** Problem **
Each entry that follows must be output without any deviation.

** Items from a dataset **

###

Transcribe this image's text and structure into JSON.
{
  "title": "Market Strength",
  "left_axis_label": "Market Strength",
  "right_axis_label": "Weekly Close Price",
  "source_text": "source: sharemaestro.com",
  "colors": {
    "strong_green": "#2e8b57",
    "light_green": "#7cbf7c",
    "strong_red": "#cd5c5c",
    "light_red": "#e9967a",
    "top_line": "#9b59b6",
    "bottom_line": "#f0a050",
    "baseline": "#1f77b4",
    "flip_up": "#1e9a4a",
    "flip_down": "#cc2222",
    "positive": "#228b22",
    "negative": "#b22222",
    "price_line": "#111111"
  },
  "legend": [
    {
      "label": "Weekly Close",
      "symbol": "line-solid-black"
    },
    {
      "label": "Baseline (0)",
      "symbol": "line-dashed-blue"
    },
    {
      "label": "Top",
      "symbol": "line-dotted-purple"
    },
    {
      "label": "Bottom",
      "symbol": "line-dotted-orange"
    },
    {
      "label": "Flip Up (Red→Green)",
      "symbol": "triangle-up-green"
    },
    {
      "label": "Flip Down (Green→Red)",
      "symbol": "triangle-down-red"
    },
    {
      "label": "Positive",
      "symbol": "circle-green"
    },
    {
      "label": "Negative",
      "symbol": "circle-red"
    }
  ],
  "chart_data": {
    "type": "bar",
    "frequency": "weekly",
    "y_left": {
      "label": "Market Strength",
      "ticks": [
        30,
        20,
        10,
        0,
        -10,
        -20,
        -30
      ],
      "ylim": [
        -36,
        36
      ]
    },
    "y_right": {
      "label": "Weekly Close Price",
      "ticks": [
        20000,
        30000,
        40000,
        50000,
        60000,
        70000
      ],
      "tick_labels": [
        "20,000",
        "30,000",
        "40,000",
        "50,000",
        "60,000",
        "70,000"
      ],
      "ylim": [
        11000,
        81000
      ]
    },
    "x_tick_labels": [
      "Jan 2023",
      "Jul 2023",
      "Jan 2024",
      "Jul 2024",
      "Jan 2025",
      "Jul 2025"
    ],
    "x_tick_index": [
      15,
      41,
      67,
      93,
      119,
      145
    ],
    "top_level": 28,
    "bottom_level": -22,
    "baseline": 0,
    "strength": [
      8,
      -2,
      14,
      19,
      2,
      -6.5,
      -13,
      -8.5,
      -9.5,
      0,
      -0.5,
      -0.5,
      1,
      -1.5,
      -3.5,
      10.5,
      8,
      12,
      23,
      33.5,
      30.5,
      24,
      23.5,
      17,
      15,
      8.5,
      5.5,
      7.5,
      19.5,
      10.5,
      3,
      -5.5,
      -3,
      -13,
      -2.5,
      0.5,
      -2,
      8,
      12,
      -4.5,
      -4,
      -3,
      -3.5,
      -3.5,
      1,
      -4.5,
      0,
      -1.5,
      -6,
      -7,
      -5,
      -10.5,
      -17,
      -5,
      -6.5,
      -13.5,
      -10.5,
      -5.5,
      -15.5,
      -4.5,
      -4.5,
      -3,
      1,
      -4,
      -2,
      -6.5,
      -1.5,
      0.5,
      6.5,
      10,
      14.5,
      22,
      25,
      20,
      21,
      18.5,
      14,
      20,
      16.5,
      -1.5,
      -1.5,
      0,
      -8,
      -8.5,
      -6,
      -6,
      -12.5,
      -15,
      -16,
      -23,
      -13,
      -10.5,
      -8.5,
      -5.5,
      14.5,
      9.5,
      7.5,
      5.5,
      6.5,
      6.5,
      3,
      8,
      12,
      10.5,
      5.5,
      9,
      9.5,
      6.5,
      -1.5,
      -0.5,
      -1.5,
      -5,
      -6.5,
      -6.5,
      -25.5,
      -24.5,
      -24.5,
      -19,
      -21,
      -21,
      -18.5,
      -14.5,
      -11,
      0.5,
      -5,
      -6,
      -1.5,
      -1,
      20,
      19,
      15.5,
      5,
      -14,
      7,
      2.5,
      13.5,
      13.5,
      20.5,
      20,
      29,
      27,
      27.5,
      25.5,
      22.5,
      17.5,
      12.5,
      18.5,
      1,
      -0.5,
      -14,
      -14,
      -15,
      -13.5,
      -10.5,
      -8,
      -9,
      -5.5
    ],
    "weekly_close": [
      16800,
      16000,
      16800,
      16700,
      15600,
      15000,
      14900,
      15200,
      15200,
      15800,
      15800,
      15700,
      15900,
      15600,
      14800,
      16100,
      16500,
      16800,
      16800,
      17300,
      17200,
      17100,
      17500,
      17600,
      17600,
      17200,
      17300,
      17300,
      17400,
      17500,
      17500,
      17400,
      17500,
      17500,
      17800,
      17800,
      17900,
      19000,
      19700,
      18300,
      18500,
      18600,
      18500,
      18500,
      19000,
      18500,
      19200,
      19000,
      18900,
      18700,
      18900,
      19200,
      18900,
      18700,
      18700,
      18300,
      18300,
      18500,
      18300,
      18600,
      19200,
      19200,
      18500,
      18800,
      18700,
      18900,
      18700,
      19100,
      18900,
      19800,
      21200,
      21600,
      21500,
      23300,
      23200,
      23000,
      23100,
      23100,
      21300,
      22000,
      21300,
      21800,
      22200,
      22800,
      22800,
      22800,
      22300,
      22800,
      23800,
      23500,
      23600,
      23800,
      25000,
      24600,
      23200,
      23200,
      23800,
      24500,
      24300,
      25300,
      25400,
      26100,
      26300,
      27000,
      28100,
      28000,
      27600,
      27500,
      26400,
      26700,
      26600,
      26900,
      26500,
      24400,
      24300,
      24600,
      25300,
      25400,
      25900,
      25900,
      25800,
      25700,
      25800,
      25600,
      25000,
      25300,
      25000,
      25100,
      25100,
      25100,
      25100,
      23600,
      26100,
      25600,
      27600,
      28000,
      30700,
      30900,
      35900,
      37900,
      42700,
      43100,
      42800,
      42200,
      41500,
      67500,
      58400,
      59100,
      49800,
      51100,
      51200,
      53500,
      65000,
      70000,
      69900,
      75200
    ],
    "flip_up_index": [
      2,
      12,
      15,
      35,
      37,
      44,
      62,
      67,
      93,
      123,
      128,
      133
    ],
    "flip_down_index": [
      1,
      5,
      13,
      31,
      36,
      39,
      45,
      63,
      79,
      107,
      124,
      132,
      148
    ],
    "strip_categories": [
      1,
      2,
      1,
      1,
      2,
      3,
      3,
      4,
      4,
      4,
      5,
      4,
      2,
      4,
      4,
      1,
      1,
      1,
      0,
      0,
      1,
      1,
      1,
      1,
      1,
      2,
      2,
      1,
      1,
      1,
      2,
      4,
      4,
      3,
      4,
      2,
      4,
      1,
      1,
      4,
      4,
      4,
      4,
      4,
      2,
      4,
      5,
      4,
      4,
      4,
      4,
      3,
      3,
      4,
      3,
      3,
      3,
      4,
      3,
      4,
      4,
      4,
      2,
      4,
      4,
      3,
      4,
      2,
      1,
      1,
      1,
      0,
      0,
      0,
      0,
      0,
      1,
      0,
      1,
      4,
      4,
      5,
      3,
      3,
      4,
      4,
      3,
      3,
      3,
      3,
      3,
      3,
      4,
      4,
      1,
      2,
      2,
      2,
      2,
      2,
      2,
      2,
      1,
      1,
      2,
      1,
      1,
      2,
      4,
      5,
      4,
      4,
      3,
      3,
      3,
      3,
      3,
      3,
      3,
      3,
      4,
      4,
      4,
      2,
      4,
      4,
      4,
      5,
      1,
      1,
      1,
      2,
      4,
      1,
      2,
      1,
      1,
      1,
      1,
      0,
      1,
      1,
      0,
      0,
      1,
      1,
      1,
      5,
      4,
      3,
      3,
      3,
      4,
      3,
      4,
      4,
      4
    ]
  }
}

###

** Solution to this problem **
Transcribe this image's text and structure into JSON.
{
  "title": "Market Strength",
  "left_axis_label": "Market Strength",
  "right_axis_label": "Weekly Close Price",
  "source_text": "source: sharemaestro.com",
  "colors": {
    "strong_green": "#2e8b57",
    "light_green": "#7cbf7c",
    "strong_red": "#cd5c5c",
    "light_red": "#e9967a",
    "top_line": "#9b59b6",
    "bottom_line": "#f0a050",
    "baseline": "#1f77b4",
    "flip_up": "#1e9a4a",
    "flip_down": "#cc2222",
    "positive": "#228b22",
    "negative": "#b22222",
    "price_line": "#111111"
  },
  "legend": [
    {
      "label": "Weekly Close",
      "symbol": "line-solid-black"
    },
    {
      "label": "Baseline (0)",
      "symbol": "line-dashed-blue"
    },
    {
      "label": "Top",
      "symbol": "line-dotted-purple"
    },
    {
      "label": "Bottom",
      "symbol": "line-dotted-orange"
    },
    {
      "label": "Flip Up (Red→Green)",
      "symbol": "triangle-up-green"
    },
    {
      "label": "Flip Down (Green→Red)",
      "symbol": "triangle-down-red"
    },
    {
      "label": "Positive",
      "symbol": "circle-green"
    },
    {
      "label": "Negative",
      "symbol": "circle-red"
    }
  ],
  "chart_data": {
    "type": "bar",
    "frequency": "weekly",
    "y_left": {
      "label": "Market Strength",
      "ticks": [
        30,
        20,
        10,
        0,
        -10,
        -20,
        -30
      ],
      "ylim": [
        -36,
        36
      ]
    },
    "y_right": {
      "label": "Weekly Close Price",
      "ticks": [
        20000,
        30000,
        40000,
        50000,
        60000,
        70000
      ],
      "tick_labels": [
        "20,000",
        "30,000",
        "40,000",
        "50,000",
        "60,000",
        "70,000"
      ],
      "ylim": [
        11000,
        81000
      ]
    },
    "x_tick_labels": [
      "Jan 2023",
      "Jul 2023",
      "Jan 2024",
      "Jul 2024",
      "Jan 2025",
      "Jul 2025"
    ],
    "x_tick_index": [
      15,
      41,
      67,
      93,
      119,
      145
    ],
    "top_level": 28,
    "bottom_level": -22,
    "baseline": 0,
    "strength": [
      8,
      -2,
      14,
      19,
      2,
      -6.5,
      -13,
      -8.5,
      -9.5,
      0,
      -0.5,
      -0.5,
      1,
      -1.5,
      -3.5,
      10.5,
      8,
      12,
      23,
      33.5,
      30.5,
      24,
      23.5,
      17,
      15,
      8.5,
      5.5,
      7.5,
      19.5,
      10.5,
      3,
      -5.5,
      -3,
      -13,
      -2.5,
      0.5,
      -2,
      8,
      12,
      -4.5,
      -4,
      -3,
      -3.5,
      -3.5,
      1,
      -4.5,
      0,
      -1.5,
      -6,
      -7,
      -5,
      -10.5,
      -17,
      -5,
      -6.5,
      -13.5,
      -10.5,
      -5.5,
      -15.5,
      -4.5,
      -4.5,
      -3,
      1,
      -4,
      -2,
      -6.5,
      -1.5,
      0.5,
      6.5,
      10,
      14.5,
      22,
      25,
      20,
      21,
      18.5,
      14,
      20,
      16.5,
      -1.5,
      -1.5,
      0,
      -8,
      -8.5,
      -6,
      -6,
      -12.5,
      -15,
      -16,
      -23,
      -13,
      -10.5,
      -8.5,
      -5.5,
      14.5,
      9.5,
      7.5,
      5.5,
      6.5,
      6.5,
      3,
      8,
      12,
      10.5,
      5.5,
      9,
      9.5,
      6.5,
      -1.5,
      -0.5,
      -1.5,
      -5,
      -6.5,
      -6.5,
      -25.5,
      -24.5,
      -24.5,
      -19,
      -21,
      -21,
      -18.5,
      -14.5,
      -11,
      0.5,
      -5,
      -6,
      -1.5,
      -1,
      20,
      19,
      15.5,
      5,
      -14,
      7,
      2.5,
      13.5,
      13.5,
      20.5,
      20,
      29,
      27,
      27.5,
      25.5,
      22.5,
      17.5,
      12.5,
      18.5,
      1,
      -0.5,
      -14,
      -14,
      -15,
      -13.5,
      -10.5,
      -8,
      -9,
      -5.5
    ],
    "weekly_close": [
      16800,
      16000,
      16800,
      16700,
      15600,
      15000,
      14900,
      15200,
      15200,
      15800,
      15800,
      15700,
      15900,
      15600,
      14800,
      16100,
      16500,
      16800,
      16800,
      17300,
      17200,
      17100,
      17500,
      17600,
      17600,
      17200,
      17300,
      17300,
      17400,
      17500,
      17500,
      17400,
      17500,
      17500,
      17800,
      17800,
      17900,
      19000,
      19700,
      18300,
      18500,
      18600,
      18500,
      18500,
      19000,
      18500,
      19200,
      19000,
      18900,
      18700,
      18900,
      19200,
      18900,
      18700,
      18700,
      18300,
      18300,
      18500,
      18300,
      18600,
      19200,
      19200,
      18500,
      18800,
      18700,
      18900,
      18700,
      19100,
      18900,
      19800,
      21200,
      21600,
      21500,
      23300,
      23200,
      23000,
      23100,
      23100,
      21300,
      22000,
      21300,
      21800,
      22200,
      22800,
      22800,
      22800,
      22300,
      22800,
      23800,
      23500,
      23600,
      23800,
      25000,
      24600,
      23200,
      23200,
      23800,
      24500,
      24300,
      25300,
      25400,
      26100,
      26300,
      27000,
      28100,
      28000,
      27600,
      27500,
      26400,
      26700,
      26600,
      26900,
      26500,
      24400,
      24300,
      24600,
      25300,
      25400,
      25900,
      25900,
      25800,
      25700,
      25800,
      25600,
      25000,
      25300,
      25000,
      25100,
      25100,
      25100,
      25100,
      23600,
      26100,
      25600,
      27600,
      28000,
      30700,
      30900,
      35900,
      37900,
      42700,
      43100,
      42800,
      42200,
      41500,
      67500,
      58400,
      59100,
      49800,
      51100,
      51200,
      53500,
      65000,
      70000,
      69900,
      75200
    ],
    "flip_up_index": [
      2,
      12,
      15,
      35,
      37,
      44,
      62,
      67,
      93,
      123,
      128,
      133
    ],
    "flip_down_index": [
      1,
      5,
      13,
      31,
      36,
      39,
      45,
      63,
      79,
      107,
      124,
      132,
      148
    ],
    "strip_categories": [
      1,
      2,
      1,
      1,
      2,
      3,
      3,
      4,
      4,
      4,
      5,
      4,
      2,
      4,
      4,
      1,
      1,
      1,
      0,
      0,
      1,
      1,
      1,
      1,
      1,
      2,
      2,
      1,
      1,
      1,
      2,
      4,
      4,
      3,
      4,
      2,
      4,
      1,
      1,
      4,
      4,
      4,
      4,
      4,
      2,
      4,
      5,
      4,
      4,
      4,
      4,
      3,
      3,
      4,
      3,
      3,
      3,
      4,
      3,
      4,
      4,
      4,
      2,
      4,
      4,
      3,
      4,
      2,
      1,
      1,
      1,
      0,
      0,
      0,
      0,
      0,
      1,
      0,
      1,
      4,
      4,
      5,
      3,
      3,
      4,
      4,
      3,
      3,
      3,
      3,
      3,
      3,
      4,
      4,
      1,
      2,
      2,
      2,
      2,
      2,
      2,
      2,
      1,
      1,
      2,
      1,
      1,
      2,
      4,
      5,
      4,
      4,
      3,
      3,
      3,
      3,
      3,
      3,
      3,
      3,
      4,
      4,
      4,
      2,
      4,
      4,
      4,
      5,
      1,
      1,
      1,
      2,
      4,
      1,
      2,
      1,
      1,
      1,
      1,
      0,
      1,
      1,
      0,
      0,
      1,
      1,
      1,
      5,
      4,
      3,
      3,
      3,
      4,
      3,
      4,
      4,
      4
    ]
  }
}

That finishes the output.